### Given exercise:
Output the data exactly, with every line intact.

### Provided data:
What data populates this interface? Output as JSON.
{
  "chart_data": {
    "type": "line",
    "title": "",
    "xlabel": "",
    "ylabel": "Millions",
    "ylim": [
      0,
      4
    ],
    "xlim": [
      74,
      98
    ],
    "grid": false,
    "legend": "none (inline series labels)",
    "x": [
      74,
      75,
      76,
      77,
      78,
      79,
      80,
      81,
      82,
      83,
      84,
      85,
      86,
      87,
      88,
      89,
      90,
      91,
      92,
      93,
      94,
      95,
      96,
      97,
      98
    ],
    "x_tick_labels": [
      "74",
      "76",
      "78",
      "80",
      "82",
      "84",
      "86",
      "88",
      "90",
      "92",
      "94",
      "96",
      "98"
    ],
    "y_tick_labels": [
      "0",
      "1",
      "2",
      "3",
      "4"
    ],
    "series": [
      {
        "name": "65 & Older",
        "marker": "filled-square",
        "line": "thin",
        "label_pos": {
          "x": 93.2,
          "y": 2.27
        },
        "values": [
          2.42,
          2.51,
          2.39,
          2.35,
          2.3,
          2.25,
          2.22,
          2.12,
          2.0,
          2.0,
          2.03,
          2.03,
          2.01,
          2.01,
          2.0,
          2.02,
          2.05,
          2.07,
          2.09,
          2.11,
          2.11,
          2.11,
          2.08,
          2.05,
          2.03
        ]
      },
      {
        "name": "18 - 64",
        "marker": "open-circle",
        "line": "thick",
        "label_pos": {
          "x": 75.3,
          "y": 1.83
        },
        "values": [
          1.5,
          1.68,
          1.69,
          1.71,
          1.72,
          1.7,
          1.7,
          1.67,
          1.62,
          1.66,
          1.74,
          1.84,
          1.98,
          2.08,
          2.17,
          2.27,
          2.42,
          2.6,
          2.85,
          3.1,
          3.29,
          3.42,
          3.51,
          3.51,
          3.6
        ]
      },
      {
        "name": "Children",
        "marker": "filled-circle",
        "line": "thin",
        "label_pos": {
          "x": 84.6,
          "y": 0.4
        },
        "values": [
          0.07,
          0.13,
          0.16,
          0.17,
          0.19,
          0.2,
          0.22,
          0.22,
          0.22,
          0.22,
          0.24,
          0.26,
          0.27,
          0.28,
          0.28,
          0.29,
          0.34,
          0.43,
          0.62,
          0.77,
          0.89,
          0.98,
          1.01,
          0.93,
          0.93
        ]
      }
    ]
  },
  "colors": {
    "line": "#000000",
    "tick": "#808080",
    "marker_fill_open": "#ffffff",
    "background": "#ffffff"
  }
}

### Response to the task:
What data populates this interface? Output as JSON.
{
  "chart_data": {
    "type": "line",
    "title": "",
    "xlabel": "",
    "ylabel": "Millions",
    "ylim": [
      0,
      4
    ],
    "xlim": [
      74,
      98
    ],
    "grid": false,
    "legend": "none (inline series labels)",
    "x": [
      74,
      75,
      76,
      77,
      78,
      79,
      80,
      81,
      82,
      83,
      84,
      85,
      86,
      87,
      88,
      89,
      90,
      91,
      92,
      93,
      94,
      95,
      96,
      97,
      98
    ],
    "x_tick_labels": [
      "74",
      "76",
      "78",
      "80",
      "82",
      "84",
      "86",
      "88",
      "90",
      "92",
      "94",
      "96",
      "98"
    ],
    "y_tick_labels": [
      "0",
      "1",
      "2",
      "3",
      "4"
    ],
    "series": [
      {
        "name": "65 & Older",
        "marker": "filled-square",
        "line": "thin",
        "label_pos": {
          "x": 93.2,
          "y": 2.27
        },
        "values": [
          2.42,
          2.51,
          2.39,
          2.35,
          2.3,
          2.25,
          2.22,
          2.12,
          2.0,
          2.0,
          2.03,
          2.03,
          2.01,
          2.01,
          2.0,
          2.02,
          2.05,
          2.07,
          2.09,
          2.11,
          2.11,
          2.11,
          2.08,
          2.05,
          2.03
        ]
      },
      {
        "name": "18 - 64",
        "marker": "open-circle",
        "line": "thick",
        "label_pos": {
          "x": 75.3,
          "y": 1.83
        },
        "values": [
          1.5,
          1.68,
          1.69,
          1.71,
          1.72,
          1.7,
          1.7,
          1.67,
          1.62,
          1.66,
          1.74,
          1.84,
          1.98,
          2.08,
          2.17,
          2.27,
          2.42,
          2.6,
          2.85,
          3.1,
          3.29,
          3.42,
          3.51,
          3.51,
          3.6
        ]
      },
      {
        "name": "Children",
        "marker": "filled-circle",
        "line": "thin",
        "label_pos": {
          "x": 84.6,
          "y": 0.4
        },
        "values": [
          0.07,
          0.13,
          0.16,
          0.17,
          0.19,
          0.2,
          0.22,
          0.22,
          0.22,
          0.22,
          0.24,
          0.26,
          0.27,
          0.28,
          0.28,
          0.29,
          0.34,
          0.43,
          0.62,
          0.77,
          0.89,
          0.98,
          1.01,
          0.93,
          0.93
        ]
      }
    ]
  },
  "colors": {
    "line": "#000000",
    "tick": "#808080",
    "marker_fill_open": "#ffffff",
    "background": "#ffffff"
  }
}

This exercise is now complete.